Exercise prompt ->
Omit every picture while repeating the entries exactly.

Extracted entries ->

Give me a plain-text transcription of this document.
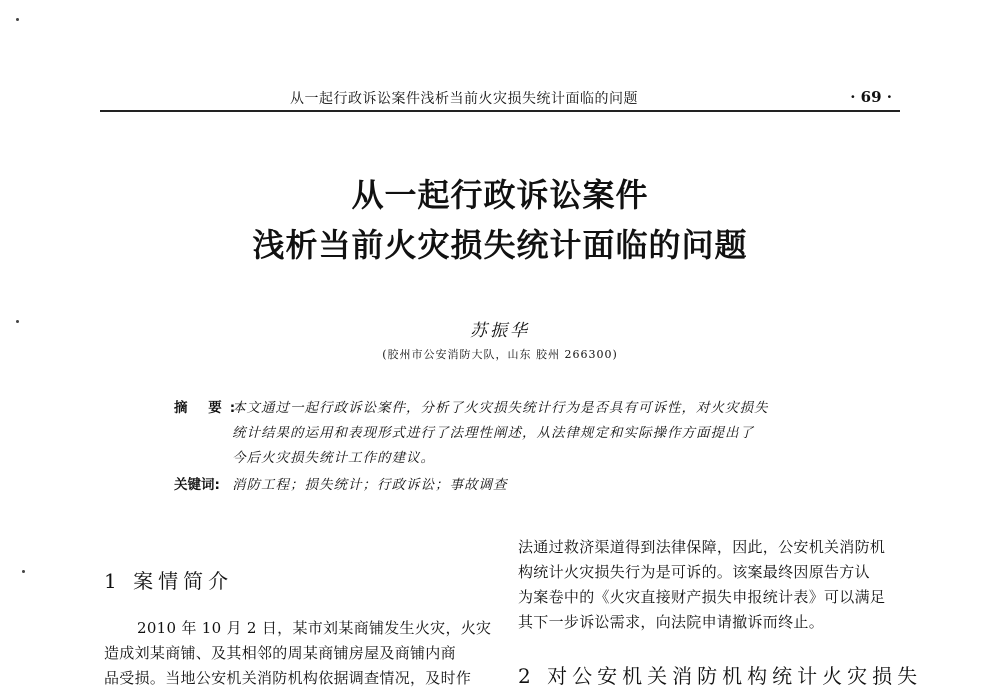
从一起行政诉讼案件浅析当前火灾损失统计面临的问题	· 69 ·
从一起行政诉讼案件
浅析当前火灾损失统计面临的问题
苏振华
(胶州市公安消防大队，山东 胶州 266300)
摘 要:
本文通过一起行政诉讼案件，分析了火灾损失统计行为是否具有可诉性，对火灾损失
统计结果的运用和表现形式进行了法理性阐述，从法律规定和实际操作方面提出了
今后火灾损失统计工作的建议。
关键词: 消防工程；损失统计；行政诉讼；事故调查
1 案情简介
2010 年 10 月 2 日，某市刘某商铺发生火灾，火灾
造成刘某商铺、及其相邻的周某商铺房屋及商铺内商
品受损。当地公安机关消防机构依据调查情况，及时作
法通过救济渠道得到法律保障，因此，公安机关消防机
构统计火灾损失行为是可诉的。该案最终因原告方认
为案卷中的《火灾直接财产损失申报统计表》可以满足
其下一步诉讼需求，向法院申请撤诉而终止。
2 对公安机关消防机构统计火灾损失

Response ->
Give me a plain-text transcription of this document.
从一起行政诉讼案件浅析当前火灾损失统计面临的问题	· 69 ·
从一起行政诉讼案件
浅析当前火灾损失统计面临的问题
苏振华
(胶州市公安消防大队，山东 胶州 266300)
摘 要:
本文通过一起行政诉讼案件，分析了火灾损失统计行为是否具有可诉性，对火灾损失
统计结果的运用和表现形式进行了法理性阐述，从法律规定和实际操作方面提出了
今后火灾损失统计工作的建议。
关键词: 消防工程；损失统计；行政诉讼；事故调查
1 案情简介
2010 年 10 月 2 日，某市刘某商铺发生火灾，火灾
造成刘某商铺、及其相邻的周某商铺房屋及商铺内商
品受损。当地公安机关消防机构依据调查情况，及时作
法通过救济渠道得到法律保障，因此，公安机关消防机
构统计火灾损失行为是可诉的。该案最终因原告方认
为案卷中的《火灾直接财产损失申报统计表》可以满足
其下一步诉讼需求，向法院申请撤诉而终止。
2 对公安机关消防机构统计火灾损失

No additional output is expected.